| Task prompt |
Check each line of the entries below for the word "expulsion", and copy the lines that have it.

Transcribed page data
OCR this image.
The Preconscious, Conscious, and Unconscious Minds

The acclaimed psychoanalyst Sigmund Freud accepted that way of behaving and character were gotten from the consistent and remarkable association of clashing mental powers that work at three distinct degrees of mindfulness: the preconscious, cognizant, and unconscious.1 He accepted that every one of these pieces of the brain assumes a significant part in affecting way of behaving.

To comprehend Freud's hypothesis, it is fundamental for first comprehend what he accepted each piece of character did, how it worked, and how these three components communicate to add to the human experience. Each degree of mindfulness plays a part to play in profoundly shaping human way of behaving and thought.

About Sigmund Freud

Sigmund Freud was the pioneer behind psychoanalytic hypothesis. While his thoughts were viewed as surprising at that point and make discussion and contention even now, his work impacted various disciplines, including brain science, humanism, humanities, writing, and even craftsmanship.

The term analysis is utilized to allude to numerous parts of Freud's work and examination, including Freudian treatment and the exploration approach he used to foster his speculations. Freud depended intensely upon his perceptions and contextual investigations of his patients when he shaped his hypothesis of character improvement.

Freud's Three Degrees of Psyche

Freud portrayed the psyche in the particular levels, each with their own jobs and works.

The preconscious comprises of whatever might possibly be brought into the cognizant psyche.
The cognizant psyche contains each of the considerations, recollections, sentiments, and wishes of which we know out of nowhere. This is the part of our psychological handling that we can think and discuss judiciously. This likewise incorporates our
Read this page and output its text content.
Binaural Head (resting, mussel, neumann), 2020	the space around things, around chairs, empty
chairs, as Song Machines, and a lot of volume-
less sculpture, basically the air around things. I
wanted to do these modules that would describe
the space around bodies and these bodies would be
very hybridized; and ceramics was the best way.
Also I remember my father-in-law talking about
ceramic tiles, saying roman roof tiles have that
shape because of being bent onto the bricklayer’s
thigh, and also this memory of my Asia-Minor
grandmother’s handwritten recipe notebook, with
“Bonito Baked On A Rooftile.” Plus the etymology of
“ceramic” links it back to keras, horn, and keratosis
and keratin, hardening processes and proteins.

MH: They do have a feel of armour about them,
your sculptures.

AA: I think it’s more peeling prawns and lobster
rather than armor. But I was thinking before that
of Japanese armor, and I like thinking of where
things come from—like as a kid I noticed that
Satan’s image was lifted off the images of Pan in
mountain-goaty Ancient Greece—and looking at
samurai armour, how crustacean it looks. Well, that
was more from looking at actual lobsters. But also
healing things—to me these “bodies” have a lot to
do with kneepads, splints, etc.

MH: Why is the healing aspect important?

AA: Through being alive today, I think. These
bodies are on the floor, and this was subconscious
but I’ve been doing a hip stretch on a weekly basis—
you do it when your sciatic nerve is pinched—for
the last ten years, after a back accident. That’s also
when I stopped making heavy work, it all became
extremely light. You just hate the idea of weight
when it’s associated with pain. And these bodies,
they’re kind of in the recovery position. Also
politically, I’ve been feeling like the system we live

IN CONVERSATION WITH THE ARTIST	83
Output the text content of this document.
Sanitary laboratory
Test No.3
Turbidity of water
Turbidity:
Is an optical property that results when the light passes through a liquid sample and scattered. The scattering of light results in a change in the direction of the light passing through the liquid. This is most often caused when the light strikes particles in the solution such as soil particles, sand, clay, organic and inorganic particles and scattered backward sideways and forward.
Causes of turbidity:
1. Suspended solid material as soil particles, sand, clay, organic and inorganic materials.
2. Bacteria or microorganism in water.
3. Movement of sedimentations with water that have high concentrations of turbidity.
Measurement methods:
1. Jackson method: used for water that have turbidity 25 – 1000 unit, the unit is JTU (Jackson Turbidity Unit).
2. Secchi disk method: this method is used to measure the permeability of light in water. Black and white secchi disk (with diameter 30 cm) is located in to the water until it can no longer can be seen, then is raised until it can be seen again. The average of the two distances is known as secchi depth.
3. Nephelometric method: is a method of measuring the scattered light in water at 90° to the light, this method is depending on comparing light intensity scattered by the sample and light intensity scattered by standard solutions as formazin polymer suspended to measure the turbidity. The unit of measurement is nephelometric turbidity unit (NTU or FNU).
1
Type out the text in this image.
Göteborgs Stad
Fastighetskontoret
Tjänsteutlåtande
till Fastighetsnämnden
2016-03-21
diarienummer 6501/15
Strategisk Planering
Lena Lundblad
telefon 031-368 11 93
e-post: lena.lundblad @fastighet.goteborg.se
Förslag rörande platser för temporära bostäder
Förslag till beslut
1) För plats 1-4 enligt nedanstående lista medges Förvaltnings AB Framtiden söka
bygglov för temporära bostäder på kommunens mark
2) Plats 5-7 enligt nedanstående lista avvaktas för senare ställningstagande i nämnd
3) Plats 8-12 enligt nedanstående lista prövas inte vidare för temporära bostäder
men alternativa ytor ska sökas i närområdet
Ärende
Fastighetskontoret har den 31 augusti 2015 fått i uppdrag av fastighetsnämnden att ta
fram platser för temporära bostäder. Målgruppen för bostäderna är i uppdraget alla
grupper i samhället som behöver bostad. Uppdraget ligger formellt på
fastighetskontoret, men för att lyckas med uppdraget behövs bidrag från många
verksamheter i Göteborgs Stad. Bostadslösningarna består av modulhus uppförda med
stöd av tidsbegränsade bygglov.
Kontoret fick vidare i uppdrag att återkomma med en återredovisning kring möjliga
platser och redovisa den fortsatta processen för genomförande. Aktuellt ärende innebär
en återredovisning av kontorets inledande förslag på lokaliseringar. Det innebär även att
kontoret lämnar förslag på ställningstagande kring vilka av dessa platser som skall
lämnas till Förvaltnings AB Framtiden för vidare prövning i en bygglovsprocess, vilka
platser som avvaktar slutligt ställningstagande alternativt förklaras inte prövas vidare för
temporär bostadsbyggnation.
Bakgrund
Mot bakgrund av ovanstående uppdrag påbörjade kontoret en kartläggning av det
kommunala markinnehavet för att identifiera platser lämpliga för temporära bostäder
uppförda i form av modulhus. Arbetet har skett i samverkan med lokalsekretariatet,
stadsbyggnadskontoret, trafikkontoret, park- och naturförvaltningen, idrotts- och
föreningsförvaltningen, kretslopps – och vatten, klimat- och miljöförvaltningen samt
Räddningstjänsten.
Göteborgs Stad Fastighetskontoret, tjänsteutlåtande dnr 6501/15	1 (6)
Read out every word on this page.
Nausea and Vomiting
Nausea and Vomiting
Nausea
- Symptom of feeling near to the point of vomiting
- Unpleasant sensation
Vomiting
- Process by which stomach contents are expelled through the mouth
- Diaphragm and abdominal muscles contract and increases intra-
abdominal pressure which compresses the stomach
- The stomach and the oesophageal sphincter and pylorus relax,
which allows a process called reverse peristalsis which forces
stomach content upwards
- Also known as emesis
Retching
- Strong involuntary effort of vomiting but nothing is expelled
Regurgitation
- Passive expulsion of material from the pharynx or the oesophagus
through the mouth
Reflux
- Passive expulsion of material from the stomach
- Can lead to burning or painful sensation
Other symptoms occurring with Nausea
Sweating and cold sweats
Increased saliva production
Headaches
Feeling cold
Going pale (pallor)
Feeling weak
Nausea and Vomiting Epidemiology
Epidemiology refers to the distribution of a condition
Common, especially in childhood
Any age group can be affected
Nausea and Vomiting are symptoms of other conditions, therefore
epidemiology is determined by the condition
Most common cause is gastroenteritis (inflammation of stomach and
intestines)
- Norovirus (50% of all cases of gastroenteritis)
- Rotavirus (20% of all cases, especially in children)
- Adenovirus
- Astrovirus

| Response to the task |
- Passive expulsion of material from the pharynx or the oesophagus
- Passive expulsion of material from the stomach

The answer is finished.